• _Problem statement_
Go through each line of the records below and count those with the word "ltar"; give only the total.

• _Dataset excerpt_
>>>>>
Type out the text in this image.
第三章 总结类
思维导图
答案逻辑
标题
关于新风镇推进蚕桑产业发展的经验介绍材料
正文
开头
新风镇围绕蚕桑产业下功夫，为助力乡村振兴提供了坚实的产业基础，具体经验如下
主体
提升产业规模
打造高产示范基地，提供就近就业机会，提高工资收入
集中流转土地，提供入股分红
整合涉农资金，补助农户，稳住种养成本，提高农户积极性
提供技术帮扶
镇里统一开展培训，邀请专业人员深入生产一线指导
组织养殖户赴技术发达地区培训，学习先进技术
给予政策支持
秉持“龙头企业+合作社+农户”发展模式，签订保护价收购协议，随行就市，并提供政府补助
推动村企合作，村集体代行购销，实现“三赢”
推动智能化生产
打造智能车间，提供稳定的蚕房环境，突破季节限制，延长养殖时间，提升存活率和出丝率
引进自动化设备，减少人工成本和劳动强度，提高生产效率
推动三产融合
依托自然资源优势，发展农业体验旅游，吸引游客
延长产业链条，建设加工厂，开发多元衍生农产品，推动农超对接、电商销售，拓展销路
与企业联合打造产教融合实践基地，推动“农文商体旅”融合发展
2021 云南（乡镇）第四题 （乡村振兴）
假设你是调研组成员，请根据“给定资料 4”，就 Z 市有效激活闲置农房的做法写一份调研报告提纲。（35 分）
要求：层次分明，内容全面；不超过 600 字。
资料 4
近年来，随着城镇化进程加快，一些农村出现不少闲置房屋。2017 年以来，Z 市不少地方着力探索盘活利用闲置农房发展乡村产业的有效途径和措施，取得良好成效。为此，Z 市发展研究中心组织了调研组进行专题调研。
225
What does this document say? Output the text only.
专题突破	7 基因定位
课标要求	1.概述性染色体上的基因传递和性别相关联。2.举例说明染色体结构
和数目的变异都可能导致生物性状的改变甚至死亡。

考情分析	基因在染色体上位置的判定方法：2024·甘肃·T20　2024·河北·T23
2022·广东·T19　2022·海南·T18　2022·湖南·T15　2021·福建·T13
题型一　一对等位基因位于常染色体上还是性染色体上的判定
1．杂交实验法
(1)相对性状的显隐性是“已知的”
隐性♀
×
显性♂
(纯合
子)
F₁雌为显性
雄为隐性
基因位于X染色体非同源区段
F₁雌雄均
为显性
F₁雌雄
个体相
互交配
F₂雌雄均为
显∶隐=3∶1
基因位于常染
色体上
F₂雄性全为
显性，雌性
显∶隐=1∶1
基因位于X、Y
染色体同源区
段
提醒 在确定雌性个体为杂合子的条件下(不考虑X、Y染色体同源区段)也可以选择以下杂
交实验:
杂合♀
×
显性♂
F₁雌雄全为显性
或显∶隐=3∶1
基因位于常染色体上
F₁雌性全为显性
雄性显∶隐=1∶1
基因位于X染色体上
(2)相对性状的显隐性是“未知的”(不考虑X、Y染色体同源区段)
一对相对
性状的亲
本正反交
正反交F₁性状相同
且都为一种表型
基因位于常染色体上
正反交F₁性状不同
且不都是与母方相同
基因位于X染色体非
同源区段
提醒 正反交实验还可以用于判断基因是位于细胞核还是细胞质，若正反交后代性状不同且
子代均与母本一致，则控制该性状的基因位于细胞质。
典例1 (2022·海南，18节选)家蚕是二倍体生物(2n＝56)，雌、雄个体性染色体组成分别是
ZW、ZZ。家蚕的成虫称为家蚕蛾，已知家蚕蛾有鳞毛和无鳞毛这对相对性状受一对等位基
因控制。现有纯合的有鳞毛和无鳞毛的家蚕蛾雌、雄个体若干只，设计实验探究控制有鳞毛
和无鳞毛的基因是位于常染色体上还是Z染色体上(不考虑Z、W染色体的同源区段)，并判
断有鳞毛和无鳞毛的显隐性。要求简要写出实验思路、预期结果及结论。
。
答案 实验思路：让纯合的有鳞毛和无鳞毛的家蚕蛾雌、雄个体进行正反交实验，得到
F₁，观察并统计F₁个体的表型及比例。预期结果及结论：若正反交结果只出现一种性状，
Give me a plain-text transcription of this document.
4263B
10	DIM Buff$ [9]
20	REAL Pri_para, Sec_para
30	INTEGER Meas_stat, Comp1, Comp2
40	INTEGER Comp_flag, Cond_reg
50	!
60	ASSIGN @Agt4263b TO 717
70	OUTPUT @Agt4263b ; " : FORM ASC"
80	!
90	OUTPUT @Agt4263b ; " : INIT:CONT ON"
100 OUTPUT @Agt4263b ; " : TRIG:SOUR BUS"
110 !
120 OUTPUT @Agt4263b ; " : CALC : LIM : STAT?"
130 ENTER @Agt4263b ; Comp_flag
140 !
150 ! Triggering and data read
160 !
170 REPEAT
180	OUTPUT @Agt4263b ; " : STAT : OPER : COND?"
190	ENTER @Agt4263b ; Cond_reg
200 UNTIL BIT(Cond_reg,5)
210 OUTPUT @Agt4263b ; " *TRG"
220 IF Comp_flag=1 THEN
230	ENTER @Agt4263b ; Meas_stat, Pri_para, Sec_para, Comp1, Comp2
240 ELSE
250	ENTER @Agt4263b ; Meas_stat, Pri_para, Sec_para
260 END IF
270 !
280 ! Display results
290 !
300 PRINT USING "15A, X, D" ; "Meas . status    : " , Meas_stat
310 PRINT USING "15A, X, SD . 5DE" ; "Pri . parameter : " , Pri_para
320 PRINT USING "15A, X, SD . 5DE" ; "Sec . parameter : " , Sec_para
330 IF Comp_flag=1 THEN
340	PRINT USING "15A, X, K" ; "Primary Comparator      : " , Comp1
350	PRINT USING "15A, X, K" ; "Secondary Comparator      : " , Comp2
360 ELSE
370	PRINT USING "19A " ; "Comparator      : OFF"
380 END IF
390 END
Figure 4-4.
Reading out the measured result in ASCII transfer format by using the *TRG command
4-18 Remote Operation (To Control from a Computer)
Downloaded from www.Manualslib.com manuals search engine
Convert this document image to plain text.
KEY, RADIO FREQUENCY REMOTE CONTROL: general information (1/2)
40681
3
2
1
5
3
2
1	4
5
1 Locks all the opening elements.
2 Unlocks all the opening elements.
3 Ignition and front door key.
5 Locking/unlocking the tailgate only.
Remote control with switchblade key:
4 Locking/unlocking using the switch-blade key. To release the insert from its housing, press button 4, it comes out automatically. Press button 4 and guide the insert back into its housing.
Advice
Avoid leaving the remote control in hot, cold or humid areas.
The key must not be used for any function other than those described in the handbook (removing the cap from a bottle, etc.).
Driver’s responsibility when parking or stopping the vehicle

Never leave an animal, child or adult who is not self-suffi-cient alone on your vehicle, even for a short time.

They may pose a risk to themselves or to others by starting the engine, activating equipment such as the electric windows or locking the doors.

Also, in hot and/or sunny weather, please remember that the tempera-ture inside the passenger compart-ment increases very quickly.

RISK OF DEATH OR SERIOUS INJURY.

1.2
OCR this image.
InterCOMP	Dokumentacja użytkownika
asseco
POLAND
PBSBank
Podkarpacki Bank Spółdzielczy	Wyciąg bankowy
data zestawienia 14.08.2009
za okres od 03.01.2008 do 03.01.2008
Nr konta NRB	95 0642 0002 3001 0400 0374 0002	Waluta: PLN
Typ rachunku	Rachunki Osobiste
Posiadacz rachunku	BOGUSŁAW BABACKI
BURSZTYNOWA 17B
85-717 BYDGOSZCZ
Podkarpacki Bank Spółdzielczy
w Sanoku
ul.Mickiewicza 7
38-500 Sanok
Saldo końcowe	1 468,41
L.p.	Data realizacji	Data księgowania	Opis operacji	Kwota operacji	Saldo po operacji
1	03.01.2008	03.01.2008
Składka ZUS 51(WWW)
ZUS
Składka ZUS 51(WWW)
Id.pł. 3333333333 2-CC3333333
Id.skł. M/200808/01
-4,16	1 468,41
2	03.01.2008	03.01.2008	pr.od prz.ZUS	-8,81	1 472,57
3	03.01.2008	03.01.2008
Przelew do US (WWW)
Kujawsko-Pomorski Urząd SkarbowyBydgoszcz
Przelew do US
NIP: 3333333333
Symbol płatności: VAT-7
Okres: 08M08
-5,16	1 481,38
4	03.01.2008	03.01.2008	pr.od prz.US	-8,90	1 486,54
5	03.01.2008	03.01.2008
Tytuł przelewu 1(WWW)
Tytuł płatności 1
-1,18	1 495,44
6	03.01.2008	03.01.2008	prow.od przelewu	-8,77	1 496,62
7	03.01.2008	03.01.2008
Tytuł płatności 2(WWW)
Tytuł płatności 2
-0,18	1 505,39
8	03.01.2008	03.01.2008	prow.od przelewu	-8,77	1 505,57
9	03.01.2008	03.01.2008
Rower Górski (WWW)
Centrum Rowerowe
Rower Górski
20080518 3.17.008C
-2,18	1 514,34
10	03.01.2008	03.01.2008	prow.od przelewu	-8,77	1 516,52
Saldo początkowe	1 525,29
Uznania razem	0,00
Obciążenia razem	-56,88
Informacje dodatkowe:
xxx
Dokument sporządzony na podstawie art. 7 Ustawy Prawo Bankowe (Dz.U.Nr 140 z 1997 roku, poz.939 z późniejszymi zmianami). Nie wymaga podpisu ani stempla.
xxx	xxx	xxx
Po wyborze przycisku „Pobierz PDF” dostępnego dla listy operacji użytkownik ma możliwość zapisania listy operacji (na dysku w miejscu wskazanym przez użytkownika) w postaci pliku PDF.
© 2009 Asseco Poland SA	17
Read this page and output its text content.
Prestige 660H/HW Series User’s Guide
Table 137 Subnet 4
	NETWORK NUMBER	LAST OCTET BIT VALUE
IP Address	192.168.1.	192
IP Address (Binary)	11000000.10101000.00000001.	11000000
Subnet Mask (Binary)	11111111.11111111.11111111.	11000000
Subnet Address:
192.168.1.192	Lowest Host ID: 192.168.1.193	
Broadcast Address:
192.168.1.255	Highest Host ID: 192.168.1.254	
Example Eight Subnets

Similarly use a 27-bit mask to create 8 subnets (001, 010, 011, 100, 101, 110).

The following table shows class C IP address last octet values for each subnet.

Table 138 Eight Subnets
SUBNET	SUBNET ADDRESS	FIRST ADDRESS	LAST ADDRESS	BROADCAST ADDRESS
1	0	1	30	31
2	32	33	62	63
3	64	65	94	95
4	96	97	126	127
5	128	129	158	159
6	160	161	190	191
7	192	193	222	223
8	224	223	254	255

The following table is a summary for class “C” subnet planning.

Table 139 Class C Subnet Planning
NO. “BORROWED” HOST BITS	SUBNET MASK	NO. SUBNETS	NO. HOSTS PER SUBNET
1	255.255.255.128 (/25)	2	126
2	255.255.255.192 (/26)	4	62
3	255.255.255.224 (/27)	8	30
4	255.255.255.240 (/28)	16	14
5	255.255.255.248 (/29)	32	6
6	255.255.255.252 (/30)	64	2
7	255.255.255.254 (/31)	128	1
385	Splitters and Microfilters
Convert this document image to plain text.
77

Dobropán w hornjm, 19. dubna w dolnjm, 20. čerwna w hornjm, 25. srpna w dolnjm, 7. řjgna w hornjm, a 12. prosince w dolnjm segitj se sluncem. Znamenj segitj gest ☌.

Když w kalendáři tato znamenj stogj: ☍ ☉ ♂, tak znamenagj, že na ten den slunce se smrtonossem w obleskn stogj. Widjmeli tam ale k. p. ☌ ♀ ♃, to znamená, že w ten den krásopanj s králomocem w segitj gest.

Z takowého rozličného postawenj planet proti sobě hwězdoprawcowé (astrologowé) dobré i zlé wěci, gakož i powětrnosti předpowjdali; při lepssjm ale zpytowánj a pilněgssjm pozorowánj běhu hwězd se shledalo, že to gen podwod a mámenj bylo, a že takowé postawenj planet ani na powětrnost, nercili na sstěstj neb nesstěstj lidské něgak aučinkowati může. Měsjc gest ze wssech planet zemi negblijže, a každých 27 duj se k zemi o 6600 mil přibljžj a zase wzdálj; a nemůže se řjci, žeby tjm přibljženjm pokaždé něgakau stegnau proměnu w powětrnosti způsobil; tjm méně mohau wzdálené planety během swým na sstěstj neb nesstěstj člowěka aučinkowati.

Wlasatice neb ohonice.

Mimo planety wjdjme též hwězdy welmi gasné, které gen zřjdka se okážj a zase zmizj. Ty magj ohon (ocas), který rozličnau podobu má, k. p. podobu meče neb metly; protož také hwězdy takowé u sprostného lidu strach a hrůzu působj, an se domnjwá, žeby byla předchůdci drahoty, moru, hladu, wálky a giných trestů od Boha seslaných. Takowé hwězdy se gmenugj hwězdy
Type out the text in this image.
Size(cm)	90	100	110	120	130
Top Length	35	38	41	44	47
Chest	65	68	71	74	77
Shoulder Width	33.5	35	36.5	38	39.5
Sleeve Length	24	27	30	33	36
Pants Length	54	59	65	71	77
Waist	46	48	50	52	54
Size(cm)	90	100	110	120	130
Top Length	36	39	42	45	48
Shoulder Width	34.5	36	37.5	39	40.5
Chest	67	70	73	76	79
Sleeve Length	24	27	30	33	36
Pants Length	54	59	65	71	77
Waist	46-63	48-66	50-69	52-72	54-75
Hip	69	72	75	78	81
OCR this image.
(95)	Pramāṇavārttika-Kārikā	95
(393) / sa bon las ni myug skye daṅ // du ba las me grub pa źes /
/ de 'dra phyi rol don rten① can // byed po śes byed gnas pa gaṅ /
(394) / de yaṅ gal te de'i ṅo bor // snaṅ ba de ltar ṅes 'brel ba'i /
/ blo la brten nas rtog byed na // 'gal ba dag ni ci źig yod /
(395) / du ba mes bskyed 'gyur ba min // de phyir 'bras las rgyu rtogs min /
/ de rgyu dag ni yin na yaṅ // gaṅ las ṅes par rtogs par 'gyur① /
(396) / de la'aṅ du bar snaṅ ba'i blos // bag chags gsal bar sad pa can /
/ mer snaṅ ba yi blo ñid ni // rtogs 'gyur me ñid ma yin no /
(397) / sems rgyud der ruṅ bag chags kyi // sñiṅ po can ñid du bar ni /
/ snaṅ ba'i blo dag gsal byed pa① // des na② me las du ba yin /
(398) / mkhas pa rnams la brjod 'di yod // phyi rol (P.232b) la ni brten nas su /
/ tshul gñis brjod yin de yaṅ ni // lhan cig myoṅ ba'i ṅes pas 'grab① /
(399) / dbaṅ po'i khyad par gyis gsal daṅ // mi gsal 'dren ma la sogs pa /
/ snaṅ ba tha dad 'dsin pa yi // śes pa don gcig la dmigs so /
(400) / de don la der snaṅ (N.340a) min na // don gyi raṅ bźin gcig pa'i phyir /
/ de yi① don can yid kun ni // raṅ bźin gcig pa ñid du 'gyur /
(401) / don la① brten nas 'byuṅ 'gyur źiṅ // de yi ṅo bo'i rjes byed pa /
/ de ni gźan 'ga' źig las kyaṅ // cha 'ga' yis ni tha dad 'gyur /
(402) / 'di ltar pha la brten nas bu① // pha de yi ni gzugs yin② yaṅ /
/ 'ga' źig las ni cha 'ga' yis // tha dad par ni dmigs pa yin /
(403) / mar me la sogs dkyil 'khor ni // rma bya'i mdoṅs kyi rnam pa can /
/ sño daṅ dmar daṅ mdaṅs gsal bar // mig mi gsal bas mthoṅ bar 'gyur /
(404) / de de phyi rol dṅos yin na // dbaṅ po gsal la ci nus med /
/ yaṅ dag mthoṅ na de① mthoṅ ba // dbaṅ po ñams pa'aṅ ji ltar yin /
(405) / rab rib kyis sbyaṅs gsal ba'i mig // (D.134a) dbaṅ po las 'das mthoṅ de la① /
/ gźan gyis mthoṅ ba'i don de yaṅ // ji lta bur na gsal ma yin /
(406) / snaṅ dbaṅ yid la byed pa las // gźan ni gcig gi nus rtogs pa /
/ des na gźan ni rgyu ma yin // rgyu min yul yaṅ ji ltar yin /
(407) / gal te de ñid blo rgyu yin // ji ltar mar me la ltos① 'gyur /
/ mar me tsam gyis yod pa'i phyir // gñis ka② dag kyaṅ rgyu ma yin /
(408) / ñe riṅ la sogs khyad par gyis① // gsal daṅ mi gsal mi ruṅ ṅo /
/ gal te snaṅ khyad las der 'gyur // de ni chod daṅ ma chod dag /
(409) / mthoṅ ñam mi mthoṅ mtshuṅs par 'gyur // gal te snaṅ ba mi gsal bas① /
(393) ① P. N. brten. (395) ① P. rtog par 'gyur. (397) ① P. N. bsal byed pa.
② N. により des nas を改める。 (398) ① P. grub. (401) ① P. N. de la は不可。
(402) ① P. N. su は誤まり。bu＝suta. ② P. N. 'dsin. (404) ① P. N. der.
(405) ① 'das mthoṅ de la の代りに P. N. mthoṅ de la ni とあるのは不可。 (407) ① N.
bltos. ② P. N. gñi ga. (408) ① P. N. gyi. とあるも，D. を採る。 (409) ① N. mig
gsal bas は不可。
<<<<<
• _Solution_
5